Stored items
--- begin ---

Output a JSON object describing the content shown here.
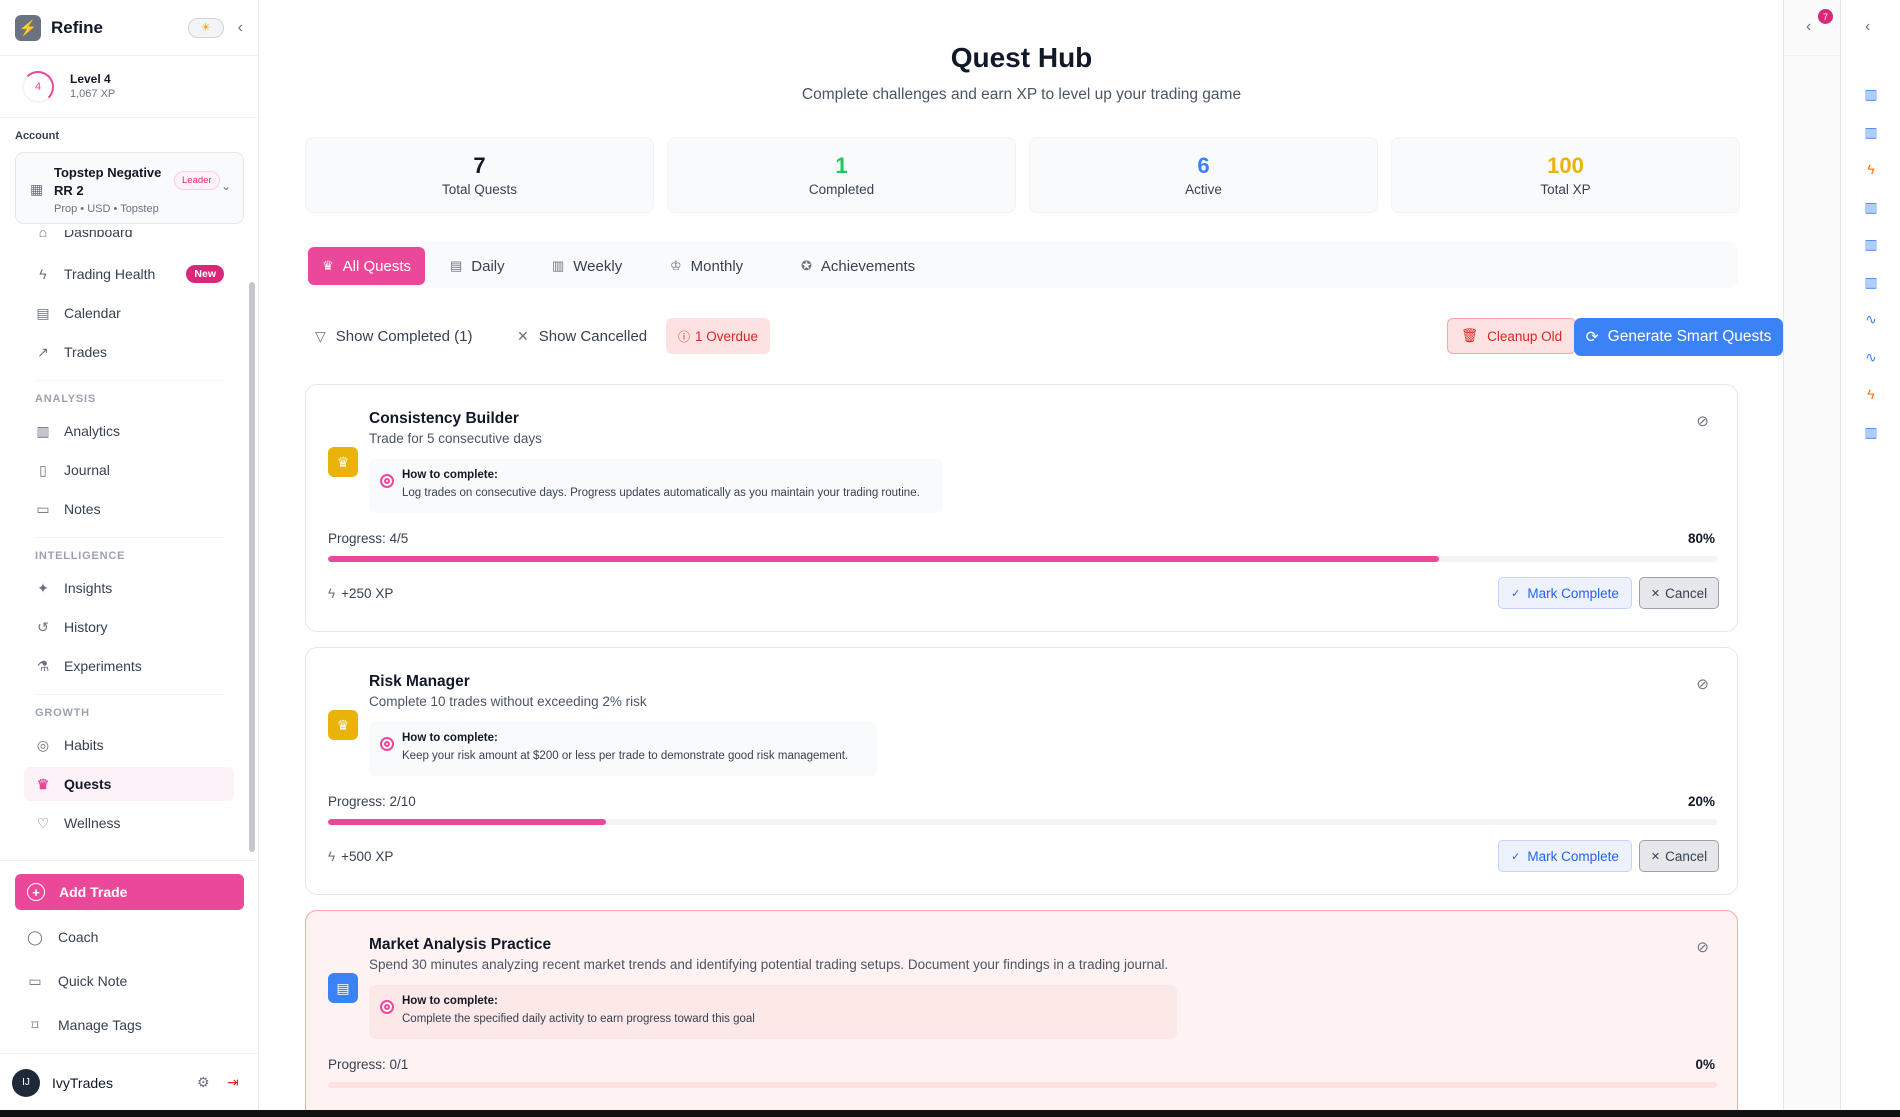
{
  "app": {
    "title": "Refine",
    "theme_icon": "sun-icon"
  },
  "user_level": {
    "ring_value": "4",
    "level": "Level 4",
    "xp": "1,067 XP"
  },
  "account": {
    "label": "Account",
    "name": "Topstep Negative RR 2",
    "badge": "Leader",
    "sub": "Prop • USD • Topstep"
  },
  "nav": {
    "main": [
      {
        "label": "Dashboard",
        "icon": "home-icon"
      },
      {
        "label": "Trading Health",
        "icon": "zap-icon",
        "badge": "New"
      },
      {
        "label": "Calendar",
        "icon": "calendar-icon"
      },
      {
        "label": "Trades",
        "icon": "trending-up-icon"
      }
    ],
    "analysis_title": "ANALYSIS",
    "analysis": [
      {
        "label": "Analytics",
        "icon": "bar-chart-icon"
      },
      {
        "label": "Journal",
        "icon": "book-icon"
      },
      {
        "label": "Notes",
        "icon": "file-icon"
      }
    ],
    "intelligence_title": "INTELLIGENCE",
    "intelligence": [
      {
        "label": "Insights",
        "icon": "sparkles-icon"
      },
      {
        "label": "History",
        "icon": "history-icon"
      },
      {
        "label": "Experiments",
        "icon": "flask-icon"
      }
    ],
    "growth_title": "GROWTH",
    "growth": [
      {
        "label": "Habits",
        "icon": "target-icon"
      },
      {
        "label": "Quests",
        "icon": "trophy-icon"
      },
      {
        "label": "Wellness",
        "icon": "heart-icon"
      }
    ]
  },
  "bottom": {
    "add_trade": "Add Trade",
    "coach": "Coach",
    "quick_note": "Quick Note",
    "manage_tags": "Manage Tags"
  },
  "user": {
    "name": "IvyTrades",
    "avatar": "IJ"
  },
  "header": {
    "title": "Quest Hub",
    "subtitle": "Complete challenges and earn XP to level up your trading game"
  },
  "stats": [
    {
      "value": "7",
      "label": "Total Quests",
      "color": "#111827"
    },
    {
      "value": "1",
      "label": "Completed",
      "color": "#22c55e"
    },
    {
      "value": "6",
      "label": "Active",
      "color": "#3b82f6"
    },
    {
      "value": "100",
      "label": "Total XP",
      "color": "#eab308"
    }
  ],
  "tabs": [
    {
      "label": "All Quests",
      "icon": "trophy-icon"
    },
    {
      "label": "Daily",
      "icon": "calendar-icon"
    },
    {
      "label": "Weekly",
      "icon": "bar-chart-icon"
    },
    {
      "label": "Monthly",
      "icon": "crown-icon"
    },
    {
      "label": "Achievements",
      "icon": "award-icon"
    }
  ],
  "filters": {
    "show_completed": "Show Completed (1)",
    "show_cancelled": "Show Cancelled",
    "overdue": "1 Overdue",
    "cleanup": "Cleanup Old",
    "generate": "Generate Smart Quests"
  },
  "quests": [
    {
      "title": "Consistency Builder",
      "description": "Trade for 5 consecutive days",
      "howto_title": "How to complete:",
      "howto_text": "Log trades on consecutive days. Progress updates automatically as you maintain your trading routine.",
      "progress_label": "Progress: 4/5",
      "progress_pct": "80%",
      "progress_value": 0.8,
      "xp": "+250 XP",
      "mark_complete": "Mark Complete",
      "cancel": "Cancel",
      "icon": "trophy-icon",
      "icon_color": "#eab308"
    },
    {
      "title": "Risk Manager",
      "description": "Complete 10 trades without exceeding 2% risk",
      "howto_title": "How to complete:",
      "howto_text": "Keep your risk amount at $200 or less per trade to demonstrate good risk management.",
      "progress_label": "Progress: 2/10",
      "progress_pct": "20%",
      "progress_value": 0.2,
      "xp": "+500 XP",
      "mark_complete": "Mark Complete",
      "cancel": "Cancel",
      "icon": "trophy-icon",
      "icon_color": "#eab308"
    },
    {
      "title": "Market Analysis Practice",
      "description": "Spend 30 minutes analyzing recent market trends and identifying potential trading setups. Document your findings in a trading journal.",
      "howto_title": "How to complete:",
      "howto_text": "Complete the specified daily activity to earn progress toward this goal",
      "progress_label": "Progress: 0/1",
      "progress_pct": "0%",
      "progress_value": 0,
      "icon": "calendar-icon",
      "icon_color": "#3b82f6"
    }
  ],
  "notifications": {
    "count": "7"
  },
  "right_rail_icons": [
    {
      "icon": "bar-chart-icon",
      "color": "#3b82f6"
    },
    {
      "icon": "bar-chart-icon",
      "color": "#3b82f6"
    },
    {
      "icon": "zap-icon",
      "color": "#f97316"
    },
    {
      "icon": "bar-chart-icon",
      "color": "#3b82f6"
    },
    {
      "icon": "bar-chart-icon",
      "color": "#3b82f6"
    },
    {
      "icon": "bar-chart-icon",
      "color": "#3b82f6"
    },
    {
      "icon": "activity-icon",
      "color": "#3b82f6"
    },
    {
      "icon": "activity-icon",
      "color": "#3b82f6"
    },
    {
      "icon": "zap-icon",
      "color": "#f97316"
    },
    {
      "icon": "bar-chart-icon",
      "color": "#3b82f6"
    }
  ]
}
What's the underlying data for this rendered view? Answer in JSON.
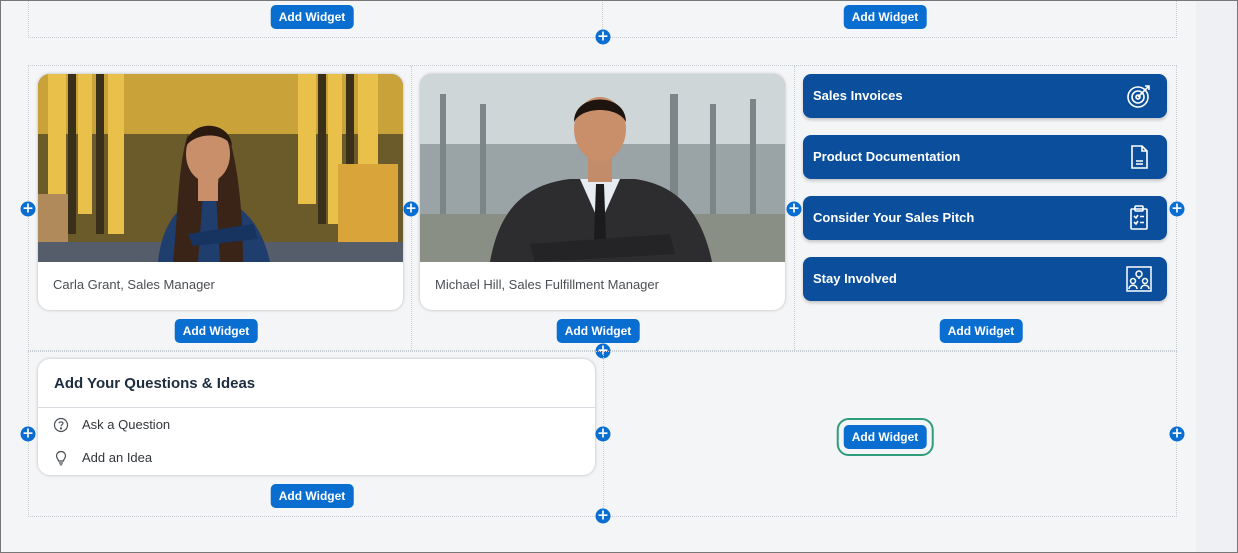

--- end ---

* **Problem to work on**:
Retype the data above exactly; pictures are not part of the copy.

* **Answer below**:
Output a JSON object describing the content shown here.
{
  "app": {
    "title": "Refine",
    "theme_icon": "sun-icon"
  },
  "user_level": {
    "ring_value": "4",
    "level": "Level 4",
    "xp": "1,067 XP"
  },
  "account": {
    "label": "Account",
    "name": "Topstep Negative RR 2",
    "badge": "Leader",
    "sub": "Prop • USD • Topstep"
  },
  "nav": {
    "main": [
      {
        "label": "Dashboard",
        "icon": "home-icon"
      },
      {
        "label": "Trading Health",
        "icon": "zap-icon",
        "badge": "New"
      },
      {
        "label": "Calendar",
        "icon": "calendar-icon"
      },
      {
        "label": "Trades",
        "icon": "trending-up-icon"
      }
    ],
    "analysis_title": "ANALYSIS",
    "analysis": [
      {
        "label": "Analytics",
        "icon": "bar-chart-icon"
      },
      {
        "label": "Journal",
        "icon": "book-icon"
      },
      {
        "label": "Notes",
        "icon": "file-icon"
      }
    ],
    "intelligence_title": "INTELLIGENCE",
    "intelligence": [
      {
        "label": "Insights",
        "icon": "sparkles-icon"
      },
      {
        "label": "History",
        "icon": "history-icon"
      },
      {
        "label": "Experiments",
        "icon": "flask-icon"
      }
    ],
    "growth_title": "GROWTH",
    "growth": [
      {
        "label": "Habits",
        "icon": "target-icon"
      },
      {
        "label": "Quests",
        "icon": "trophy-icon"
      },
      {
        "label": "Wellness",
        "icon": "heart-icon"
      }
    ]
  },
  "bottom": {
    "add_trade": "Add Trade",
    "coach": "Coach",
    "quick_note": "Quick Note",
    "manage_tags": "Manage Tags"
  },
  "user": {
    "name": "IvyTrades",
    "avatar": "IJ"
  },
  "header": {
    "title": "Quest Hub",
    "subtitle": "Complete challenges and earn XP to level up your trading game"
  },
  "stats": [
    {
      "value": "7",
      "label": "Total Quests",
      "color": "#111827"
    },
    {
      "value": "1",
      "label": "Completed",
      "color": "#22c55e"
    },
    {
      "value": "6",
      "label": "Active",
      "color": "#3b82f6"
    },
    {
      "value": "100",
      "label": "Total XP",
      "color": "#eab308"
    }
  ],
  "tabs": [
    {
      "label": "All Quests",
      "icon": "trophy-icon"
    },
    {
      "label": "Daily",
      "icon": "calendar-icon"
    },
    {
      "label": "Weekly",
      "icon": "bar-chart-icon"
    },
    {
      "label": "Monthly",
      "icon": "crown-icon"
    },
    {
      "label": "Achievements",
      "icon": "award-icon"
    }
  ],
  "filters": {
    "show_completed": "Show Completed (1)",
    "show_cancelled": "Show Cancelled",
    "overdue": "1 Overdue",
    "cleanup": "Cleanup Old",
    "generate": "Generate Smart Quests"
  },
  "quests": [
    {
      "title": "Consistency Builder",
      "description": "Trade for 5 consecutive days",
      "howto_title": "How to complete:",
      "howto_text": "Log trades on consecutive days. Progress updates automatically as you maintain your trading routine.",
      "progress_label": "Progress: 4/5",
      "progress_pct": "80%",
      "progress_value": 0.8,
      "xp": "+250 XP",
      "mark_complete": "Mark Complete",
      "cancel": "Cancel",
      "icon": "trophy-icon",
      "icon_color": "#eab308"
    },
    {
      "title": "Risk Manager",
      "description": "Complete 10 trades without exceeding 2% risk",
      "howto_title": "How to complete:",
      "howto_text": "Keep your risk amount at $200 or less per trade to demonstrate good risk management.",
      "progress_label": "Progress: 2/10",
      "progress_pct": "20%",
      "progress_value": 0.2,
      "xp": "+500 XP",
      "mark_complete": "Mark Complete",
      "cancel": "Cancel",
      "icon": "trophy-icon",
      "icon_color": "#eab308"
    },
    {
      "title": "Market Analysis Practice",
      "description": "Spend 30 minutes analyzing recent market trends and identifying potential trading setups. Document your findings in a trading journal.",
      "howto_title": "How to complete:",
      "howto_text": "Complete the specified daily activity to earn progress toward this goal",
      "progress_label": "Progress: 0/1",
      "progress_pct": "0%",
      "progress_value": 0,
      "icon": "calendar-icon",
      "icon_color": "#3b82f6"
    }
  ],
  "notifications": {
    "count": "7"
  },
  "right_rail_icons": [
    {
      "icon": "bar-chart-icon",
      "color": "#3b82f6"
    },
    {
      "icon": "bar-chart-icon",
      "color": "#3b82f6"
    },
    {
      "icon": "zap-icon",
      "color": "#f97316"
    },
    {
      "icon": "bar-chart-icon",
      "color": "#3b82f6"
    },
    {
      "icon": "bar-chart-icon",
      "color": "#3b82f6"
    },
    {
      "icon": "bar-chart-icon",
      "color": "#3b82f6"
    },
    {
      "icon": "activity-icon",
      "color": "#3b82f6"
    },
    {
      "icon": "activity-icon",
      "color": "#3b82f6"
    },
    {
      "icon": "zap-icon",
      "color": "#f97316"
    },
    {
      "icon": "bar-chart-icon",
      "color": "#3b82f6"
    }
  ]
}
What's the underlying data for this rendered view? Answer in JSON.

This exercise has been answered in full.